(GOALS):
(A) From the passage on Redon's flower pastels, extract the words from "The evanescent delicacy" to "most recent works." without changing anything.
(B) According to the passage on Redon's flower pastels, how many pastels did Redon exhibit at the Galerie Durand-Ruel in March 1899?

The evanescent delicacy of his floral subjects, these "admirable prodigies of light," as Redon called them (quoted in M. Wilson, Nature and Imagination: The Work of Odilon Redon, London, 1978, p. 76), was well suited to the use of pastel, whose vibrant tints Redon had employed with increasing frequency since the mid-1890s. Some of the artist's friends and collectors, who esteemed the smoky chiaroscuro and imaginary subjects of the charcoal noirs (fig. 2), were concerned that Redon would now neglect his signature subjects, style and medium. By this time, Redon had attracted an extensive and devoted clientele for his charcoal drawings and usually kept a waiting list of those who wanted to acquire his most recent works.

The artist was confident, however, that his collectors would be receptive to his new drawings in color. In March 1899, he exhibited seven pastels, as well as several of his more familiar charcoal drawings and an oil painting, in a group exhibition at the Galerie Durand-Ruel that also featured works by the Nabis and other Post-Impressionists. All of the pastels were sold, and their apparent marketability encouraged Redon to experiment further in this medium. In the 1904 Salon d'Automne, Redon exhibited 60 works, a quarter of which were floral still lifes. His friend and collector Arthur Fontaine wrote that the public was "snatching up [his] pastels" (quoted in D. Druick et al, op. cit. p. 324). Unconcerned that he might be perceived as only a painter of flowers, a reputation that had hindered acceptance of Fantin's efforts in other genres, Redon included no less than 29 flower pictures in his show of 53 works at Durand-Ruel in 1906. The exhibition was a critical success, and the demand for his flower pastels continued to grow apace, so that the income from his pictures that year was the highest he had ever realized hitherto.

The present pastel dates from around this time. Following an initial phase in which he depicted his floral subjects in a relatively straightforward manner, Redon quickly moved beyond the naturalism of Fantin and the shimmering surfaces of Impressionist still life painting and embarked upon what Klaus Berger has identified as a second, more imaginary stage in the stylistic evolution in the artist's late still life subjects:

"Carrying on the style of the late lithographs and charcoal drawings, there is no longer any movement back into depth here, space has been reduced to a flat surface. Choice flowers of fantasy that no gardener ever saw, abstract forms, underwater landscapes are combined with the ordinary flora into a fabric in which sharply outlined cloisonné shapes, structured stalks and the like determine the arrangement. The vases seem to be floating, the central axis is frequently abandoned, the shadows disappear, the juxtaposition of moist, opalescent patches of colour, all this suggests a fresh wave of Eastern Asian influence. Japanese coloured woodcuts helped Redon to gain his freedom. The great bunches of wild flowers of these years display simultaneously a degree of symphonic richness and harmonic purity never seen before in his work" (K. Berger, op. cit., p. 90).

(Annotated element entries):
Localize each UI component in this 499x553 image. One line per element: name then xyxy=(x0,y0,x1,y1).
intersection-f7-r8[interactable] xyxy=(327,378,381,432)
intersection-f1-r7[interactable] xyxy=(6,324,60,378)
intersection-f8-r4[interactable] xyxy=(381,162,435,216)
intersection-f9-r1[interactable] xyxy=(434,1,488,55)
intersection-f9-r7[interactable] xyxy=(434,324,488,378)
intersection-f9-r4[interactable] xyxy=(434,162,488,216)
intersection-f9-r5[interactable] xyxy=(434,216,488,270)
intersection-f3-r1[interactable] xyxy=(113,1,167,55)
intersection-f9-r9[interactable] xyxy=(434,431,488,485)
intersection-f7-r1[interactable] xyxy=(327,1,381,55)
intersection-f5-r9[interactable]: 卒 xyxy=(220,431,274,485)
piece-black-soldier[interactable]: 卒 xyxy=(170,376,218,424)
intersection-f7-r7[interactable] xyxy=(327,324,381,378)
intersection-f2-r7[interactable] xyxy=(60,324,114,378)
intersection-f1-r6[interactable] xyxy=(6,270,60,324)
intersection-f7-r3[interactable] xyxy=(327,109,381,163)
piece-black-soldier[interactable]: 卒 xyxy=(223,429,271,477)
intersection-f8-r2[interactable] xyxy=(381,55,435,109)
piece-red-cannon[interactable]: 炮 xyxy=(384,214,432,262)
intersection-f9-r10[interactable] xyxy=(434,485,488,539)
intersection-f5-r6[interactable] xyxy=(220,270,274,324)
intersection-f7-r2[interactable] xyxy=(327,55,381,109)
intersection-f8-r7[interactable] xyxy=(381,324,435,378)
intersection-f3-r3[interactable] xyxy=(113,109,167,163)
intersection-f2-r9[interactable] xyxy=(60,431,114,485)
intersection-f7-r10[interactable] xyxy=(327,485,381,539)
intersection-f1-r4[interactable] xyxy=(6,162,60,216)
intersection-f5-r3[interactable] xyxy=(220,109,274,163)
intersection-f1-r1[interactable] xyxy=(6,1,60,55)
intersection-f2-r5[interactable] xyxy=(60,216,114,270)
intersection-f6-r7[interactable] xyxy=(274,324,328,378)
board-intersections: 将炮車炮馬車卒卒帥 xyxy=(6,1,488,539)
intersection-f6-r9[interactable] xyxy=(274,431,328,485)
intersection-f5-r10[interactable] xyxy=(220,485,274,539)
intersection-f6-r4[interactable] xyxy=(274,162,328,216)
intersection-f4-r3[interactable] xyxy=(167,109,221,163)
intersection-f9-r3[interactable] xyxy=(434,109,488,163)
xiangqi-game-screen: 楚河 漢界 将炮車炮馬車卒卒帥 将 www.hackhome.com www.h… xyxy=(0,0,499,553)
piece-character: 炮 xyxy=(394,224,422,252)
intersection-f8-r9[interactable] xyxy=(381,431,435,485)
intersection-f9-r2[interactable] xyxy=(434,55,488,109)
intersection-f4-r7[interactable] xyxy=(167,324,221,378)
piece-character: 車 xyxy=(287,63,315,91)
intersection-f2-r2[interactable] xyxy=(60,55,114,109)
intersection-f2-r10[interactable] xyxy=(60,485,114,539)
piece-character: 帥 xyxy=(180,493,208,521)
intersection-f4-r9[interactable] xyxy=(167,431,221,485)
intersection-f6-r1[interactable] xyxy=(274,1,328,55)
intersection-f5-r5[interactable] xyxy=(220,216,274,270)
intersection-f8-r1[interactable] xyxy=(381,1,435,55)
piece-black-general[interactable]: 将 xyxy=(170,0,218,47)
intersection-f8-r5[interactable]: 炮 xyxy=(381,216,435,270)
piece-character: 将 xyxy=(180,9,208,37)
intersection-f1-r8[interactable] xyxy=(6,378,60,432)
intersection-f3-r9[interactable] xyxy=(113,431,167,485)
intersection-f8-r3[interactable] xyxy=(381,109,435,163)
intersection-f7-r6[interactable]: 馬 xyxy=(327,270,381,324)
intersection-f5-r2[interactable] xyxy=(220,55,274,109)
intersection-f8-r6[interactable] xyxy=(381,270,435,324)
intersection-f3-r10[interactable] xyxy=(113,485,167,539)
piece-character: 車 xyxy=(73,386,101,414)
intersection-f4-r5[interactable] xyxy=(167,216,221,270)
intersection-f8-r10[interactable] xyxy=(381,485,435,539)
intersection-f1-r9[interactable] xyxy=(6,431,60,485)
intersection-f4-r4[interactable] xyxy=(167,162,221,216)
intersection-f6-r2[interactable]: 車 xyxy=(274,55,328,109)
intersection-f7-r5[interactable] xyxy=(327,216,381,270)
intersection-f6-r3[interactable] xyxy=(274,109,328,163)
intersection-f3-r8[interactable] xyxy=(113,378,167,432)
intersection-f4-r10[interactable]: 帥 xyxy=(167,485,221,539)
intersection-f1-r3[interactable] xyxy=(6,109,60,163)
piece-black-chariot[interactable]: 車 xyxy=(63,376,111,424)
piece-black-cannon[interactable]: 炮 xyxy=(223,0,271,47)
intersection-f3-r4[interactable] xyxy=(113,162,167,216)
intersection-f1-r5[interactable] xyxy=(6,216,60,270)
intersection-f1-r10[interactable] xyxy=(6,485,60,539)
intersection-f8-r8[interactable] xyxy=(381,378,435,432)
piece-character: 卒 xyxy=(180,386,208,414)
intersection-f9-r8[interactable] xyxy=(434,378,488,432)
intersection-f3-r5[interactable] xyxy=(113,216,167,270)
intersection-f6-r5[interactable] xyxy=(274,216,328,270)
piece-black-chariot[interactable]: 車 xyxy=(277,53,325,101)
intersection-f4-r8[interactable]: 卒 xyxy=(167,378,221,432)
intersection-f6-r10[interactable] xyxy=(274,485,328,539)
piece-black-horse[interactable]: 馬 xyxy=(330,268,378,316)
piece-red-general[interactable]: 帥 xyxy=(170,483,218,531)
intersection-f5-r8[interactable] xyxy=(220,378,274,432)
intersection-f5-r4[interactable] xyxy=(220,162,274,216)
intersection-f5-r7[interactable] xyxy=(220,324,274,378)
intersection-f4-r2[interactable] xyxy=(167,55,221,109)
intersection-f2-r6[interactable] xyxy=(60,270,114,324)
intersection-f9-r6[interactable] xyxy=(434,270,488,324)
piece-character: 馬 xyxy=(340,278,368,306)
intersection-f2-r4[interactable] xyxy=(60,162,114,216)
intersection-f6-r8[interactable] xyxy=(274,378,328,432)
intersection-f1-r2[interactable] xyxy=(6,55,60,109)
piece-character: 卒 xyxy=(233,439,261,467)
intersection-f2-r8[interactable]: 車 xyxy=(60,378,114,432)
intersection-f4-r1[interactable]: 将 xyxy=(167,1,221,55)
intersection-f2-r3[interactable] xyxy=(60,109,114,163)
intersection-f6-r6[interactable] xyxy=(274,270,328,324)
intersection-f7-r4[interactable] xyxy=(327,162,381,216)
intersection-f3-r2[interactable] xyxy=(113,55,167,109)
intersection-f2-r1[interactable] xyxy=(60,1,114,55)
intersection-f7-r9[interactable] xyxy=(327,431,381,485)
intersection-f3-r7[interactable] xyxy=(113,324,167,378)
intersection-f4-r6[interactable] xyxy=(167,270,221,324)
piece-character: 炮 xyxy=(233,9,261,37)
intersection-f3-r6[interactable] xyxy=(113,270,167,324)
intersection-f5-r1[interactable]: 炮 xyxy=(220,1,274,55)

(RESULTS BY TASK):
(A)
The evanescent delicacy of his floral subjects, these "admirable prodigies of light," as Redon called them (quoted in M. Wilson, Nature and Imagination: The Work of Odilon Redon, London, 1978, p. 76), was well suited to the use of pastel, whose vibrant tints Redon had employed with increasing frequency since the mid-1890s. Some of the artist's friends and collectors, who esteemed the smoky chiaroscuro and imaginary subjects of the charcoal noirs (fig. 2), were concerned that Redon would now neglect his signature subjects, style and medium. By this time, Redon had attracted an extensive and devoted clientele for his charcoal drawings and usually kept a waiting list of those who wanted to acquire his most recent works.

(B) Seven.